▸ **Task goal**: Return the material word for word. Do not include pictures.

▸ **Data**:
┄┄┄┄┄┄┄┄┄┄┄┄┄┄┄┄┄┄┄┄

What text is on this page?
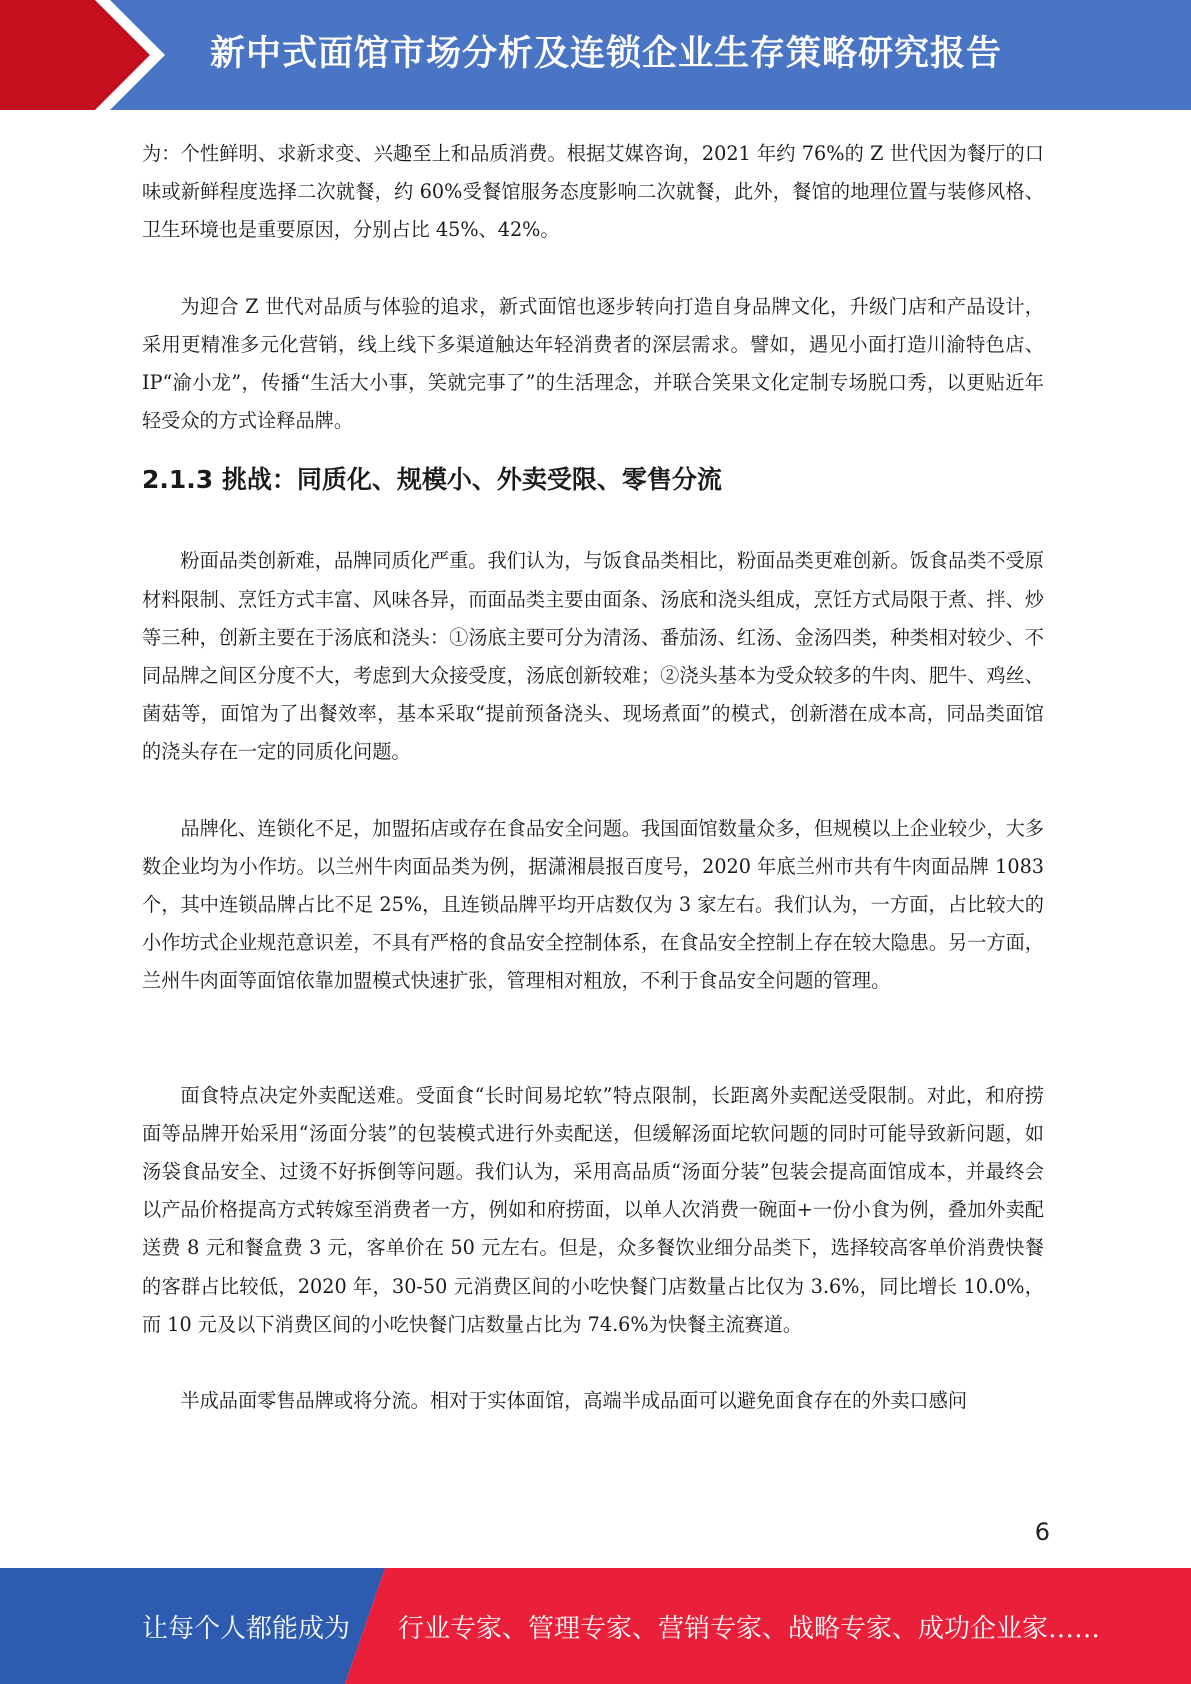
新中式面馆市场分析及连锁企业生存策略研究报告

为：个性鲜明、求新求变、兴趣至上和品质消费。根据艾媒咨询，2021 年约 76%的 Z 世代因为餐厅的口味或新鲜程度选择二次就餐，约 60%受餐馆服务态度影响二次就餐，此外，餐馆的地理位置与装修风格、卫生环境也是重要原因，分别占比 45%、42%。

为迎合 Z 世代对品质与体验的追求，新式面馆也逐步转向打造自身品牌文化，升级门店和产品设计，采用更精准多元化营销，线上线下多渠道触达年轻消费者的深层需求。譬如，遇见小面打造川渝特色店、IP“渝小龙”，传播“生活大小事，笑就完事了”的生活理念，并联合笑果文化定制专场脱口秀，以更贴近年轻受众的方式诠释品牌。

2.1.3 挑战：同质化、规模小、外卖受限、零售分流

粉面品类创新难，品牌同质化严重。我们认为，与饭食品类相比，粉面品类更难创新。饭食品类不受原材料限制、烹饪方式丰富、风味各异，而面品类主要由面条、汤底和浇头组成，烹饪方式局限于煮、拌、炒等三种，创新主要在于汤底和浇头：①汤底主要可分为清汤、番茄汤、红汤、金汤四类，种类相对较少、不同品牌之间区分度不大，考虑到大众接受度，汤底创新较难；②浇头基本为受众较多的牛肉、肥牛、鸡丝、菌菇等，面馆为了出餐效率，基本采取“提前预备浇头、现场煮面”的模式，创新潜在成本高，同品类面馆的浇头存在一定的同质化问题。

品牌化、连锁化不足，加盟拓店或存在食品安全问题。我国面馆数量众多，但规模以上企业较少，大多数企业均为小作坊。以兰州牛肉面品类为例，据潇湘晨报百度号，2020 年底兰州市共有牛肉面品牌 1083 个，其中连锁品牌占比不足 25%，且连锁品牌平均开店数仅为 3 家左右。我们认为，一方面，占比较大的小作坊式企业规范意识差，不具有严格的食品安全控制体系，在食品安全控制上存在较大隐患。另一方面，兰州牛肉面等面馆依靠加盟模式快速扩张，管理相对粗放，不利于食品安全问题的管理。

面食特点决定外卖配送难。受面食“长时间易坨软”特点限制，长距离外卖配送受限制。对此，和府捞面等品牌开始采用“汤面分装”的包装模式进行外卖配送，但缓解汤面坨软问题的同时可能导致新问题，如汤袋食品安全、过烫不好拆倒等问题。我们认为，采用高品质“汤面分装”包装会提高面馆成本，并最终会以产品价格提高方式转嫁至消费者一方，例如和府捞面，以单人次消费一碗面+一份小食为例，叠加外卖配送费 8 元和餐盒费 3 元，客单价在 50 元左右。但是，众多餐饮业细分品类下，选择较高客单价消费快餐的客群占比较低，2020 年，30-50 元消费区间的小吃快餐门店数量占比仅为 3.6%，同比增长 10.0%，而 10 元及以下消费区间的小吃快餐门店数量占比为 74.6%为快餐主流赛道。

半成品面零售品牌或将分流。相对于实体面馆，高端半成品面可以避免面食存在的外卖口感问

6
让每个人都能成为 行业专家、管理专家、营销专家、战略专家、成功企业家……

┄┄┄┄┄┄┄┄┄┄┄┄┄┄┄┄┄┄┄┄

▸ **Correct output**:
What text is on this page?
新中式面馆市场分析及连锁企业生存策略研究报告

为：个性鲜明、求新求变、兴趣至上和品质消费。根据艾媒咨询，2021 年约 76%的 Z 世代因为餐厅的口味或新鲜程度选择二次就餐，约 60%受餐馆服务态度影响二次就餐，此外，餐馆的地理位置与装修风格、卫生环境也是重要原因，分别占比 45%、42%。

为迎合 Z 世代对品质与体验的追求，新式面馆也逐步转向打造自身品牌文化，升级门店和产品设计，采用更精准多元化营销，线上线下多渠道触达年轻消费者的深层需求。譬如，遇见小面打造川渝特色店、IP“渝小龙”，传播“生活大小事，笑就完事了”的生活理念，并联合笑果文化定制专场脱口秀，以更贴近年轻受众的方式诠释品牌。

2.1.3 挑战：同质化、规模小、外卖受限、零售分流

粉面品类创新难，品牌同质化严重。我们认为，与饭食品类相比，粉面品类更难创新。饭食品类不受原材料限制、烹饪方式丰富、风味各异，而面品类主要由面条、汤底和浇头组成，烹饪方式局限于煮、拌、炒等三种，创新主要在于汤底和浇头：①汤底主要可分为清汤、番茄汤、红汤、金汤四类，种类相对较少、不同品牌之间区分度不大，考虑到大众接受度，汤底创新较难；②浇头基本为受众较多的牛肉、肥牛、鸡丝、菌菇等，面馆为了出餐效率，基本采取“提前预备浇头、现场煮面”的模式，创新潜在成本高，同品类面馆的浇头存在一定的同质化问题。

品牌化、连锁化不足，加盟拓店或存在食品安全问题。我国面馆数量众多，但规模以上企业较少，大多数企业均为小作坊。以兰州牛肉面品类为例，据潇湘晨报百度号，2020 年底兰州市共有牛肉面品牌 1083 个，其中连锁品牌占比不足 25%，且连锁品牌平均开店数仅为 3 家左右。我们认为，一方面，占比较大的小作坊式企业规范意识差，不具有严格的食品安全控制体系，在食品安全控制上存在较大隐患。另一方面，兰州牛肉面等面馆依靠加盟模式快速扩张，管理相对粗放，不利于食品安全问题的管理。

面食特点决定外卖配送难。受面食“长时间易坨软”特点限制，长距离外卖配送受限制。对此，和府捞面等品牌开始采用“汤面分装”的包装模式进行外卖配送，但缓解汤面坨软问题的同时可能导致新问题，如汤袋食品安全、过烫不好拆倒等问题。我们认为，采用高品质“汤面分装”包装会提高面馆成本，并最终会以产品价格提高方式转嫁至消费者一方，例如和府捞面，以单人次消费一碗面+一份小食为例，叠加外卖配送费 8 元和餐盒费 3 元，客单价在 50 元左右。但是，众多餐饮业细分品类下，选择较高客单价消费快餐的客群占比较低，2020 年，30-50 元消费区间的小吃快餐门店数量占比仅为 3.6%，同比增长 10.0%，而 10 元及以下消费区间的小吃快餐门店数量占比为 74.6%为快餐主流赛道。

半成品面零售品牌或将分流。相对于实体面馆，高端半成品面可以避免面食存在的外卖口感问

6
让每个人都能成为 行业专家、管理专家、营销专家、战略专家、成功企业家……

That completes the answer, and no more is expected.